Stored entries:

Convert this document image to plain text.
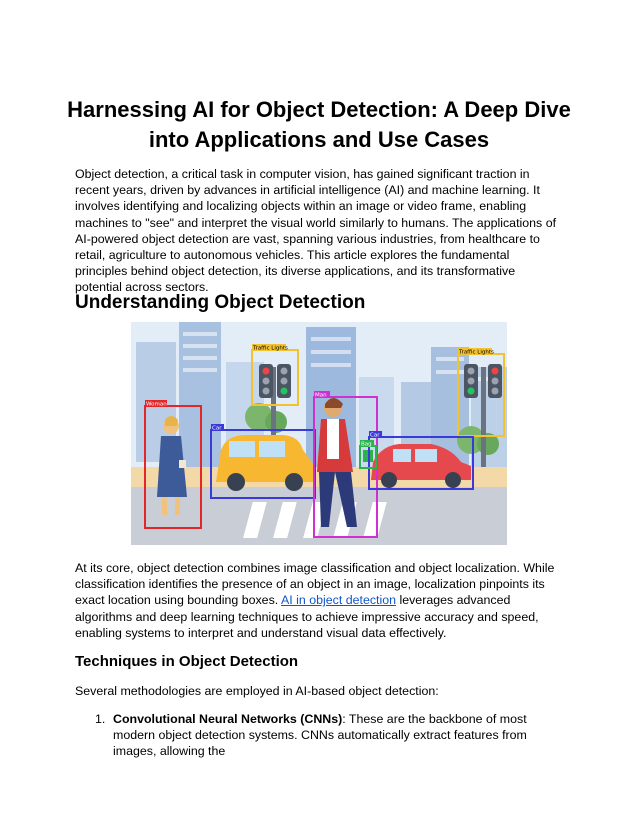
Harnessing AI for Object Detection: A Deep Dive into Applications and Use Cases

Object detection, a critical task in computer vision, has gained significant traction in recent years, driven by advances in artificial intelligence (AI) and machine learning. It involves identifying and localizing objects within an image or video frame, enabling machines to "see" and interpret the visual world similarly to humans. The applications of AI-powered object detection are vast, spanning various industries, from healthcare to retail, agriculture to autonomous vehicles. This article explores the fundamental principles behind object detection, its diverse applications, and its transformative potential across sectors.

Understanding Object Detection
Traffic Lights
Traffic Lights
Woman
Car
Man
Car
Bag

At its core, object detection combines image classification and object localization. While classification identifies the presence of an object in an image, localization pinpoints its exact location using bounding boxes. AI in object detection leverages advanced algorithms and deep learning techniques to achieve impressive accuracy and speed, enabling systems to interpret and understand visual data effectively.

Techniques in Object Detection

Several methodologies are employed in AI-based object detection:

1. Convolutional Neural Networks (CNNs): These are the backbone of most modern object detection systems. CNNs automatically extract features from images, allowing the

TASK TO COMPLETE → The records above must be echoed exactly, minus their pictures.

SOLVED PROBLEM →
Convert this document image to plain text.
Harnessing AI for Object Detection: A Deep Dive into Applications and Use Cases

Object detection, a critical task in computer vision, has gained significant traction in recent years, driven by advances in artificial intelligence (AI) and machine learning. It involves identifying and localizing objects within an image or video frame, enabling machines to "see" and interpret the visual world similarly to humans. The applications of AI-powered object detection are vast, spanning various industries, from healthcare to retail, agriculture to autonomous vehicles. This article explores the fundamental principles behind object detection, its diverse applications, and its transformative potential across sectors.

Understanding Object Detection
Traffic Lights
Traffic Lights
Woman
Car
Man
Car
Bag

At its core, object detection combines image classification and object localization. While classification identifies the presence of an object in an image, localization pinpoints its exact location using bounding boxes. AI in object detection leverages advanced algorithms and deep learning techniques to achieve impressive accuracy and speed, enabling systems to interpret and understand visual data effectively.

Techniques in Object Detection

Several methodologies are employed in AI-based object detection:

1. Convolutional Neural Networks (CNNs): These are the backbone of most modern object detection systems. CNNs automatically extract features from images, allowing the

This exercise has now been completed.